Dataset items

## begin

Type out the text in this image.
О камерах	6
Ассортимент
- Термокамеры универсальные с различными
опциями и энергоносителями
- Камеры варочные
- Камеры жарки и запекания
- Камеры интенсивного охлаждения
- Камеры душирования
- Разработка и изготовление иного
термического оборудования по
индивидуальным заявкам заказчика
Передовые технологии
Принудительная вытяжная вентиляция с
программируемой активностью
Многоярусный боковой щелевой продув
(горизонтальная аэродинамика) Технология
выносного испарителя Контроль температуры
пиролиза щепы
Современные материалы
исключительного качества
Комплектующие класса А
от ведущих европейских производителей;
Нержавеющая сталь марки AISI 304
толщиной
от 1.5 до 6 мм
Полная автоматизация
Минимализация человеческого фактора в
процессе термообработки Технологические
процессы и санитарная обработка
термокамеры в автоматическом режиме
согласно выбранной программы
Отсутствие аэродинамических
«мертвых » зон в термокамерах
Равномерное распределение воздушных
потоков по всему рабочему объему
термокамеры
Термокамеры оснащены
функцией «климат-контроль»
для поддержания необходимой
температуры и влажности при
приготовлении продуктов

## end

__Description of the task__:
Type out the material again exactly as presented.

__Response to this task__:
Type out the text in this image.
О камерах	6
Ассортимент
- Термокамеры универсальные с различными
опциями и энергоносителями
- Камеры варочные
- Камеры жарки и запекания
- Камеры интенсивного охлаждения
- Камеры душирования
- Разработка и изготовление иного
термического оборудования по
индивидуальным заявкам заказчика
Передовые технологии
Принудительная вытяжная вентиляция с
программируемой активностью
Многоярусный боковой щелевой продув
(горизонтальная аэродинамика) Технология
выносного испарителя Контроль температуры
пиролиза щепы
Современные материалы
исключительного качества
Комплектующие класса А
от ведущих европейских производителей;
Нержавеющая сталь марки AISI 304
толщиной
от 1.5 до 6 мм
Полная автоматизация
Минимализация человеческого фактора в
процессе термообработки Технологические
процессы и санитарная обработка
термокамеры в автоматическом режиме
согласно выбранной программы
Отсутствие аэродинамических
«мертвых » зон в термокамерах
Равномерное распределение воздушных
потоков по всему рабочему объему
термокамеры
Термокамеры оснащены
функцией «климат-контроль»
для поддержания необходимой
температуры и влажности при
приготовлении продуктов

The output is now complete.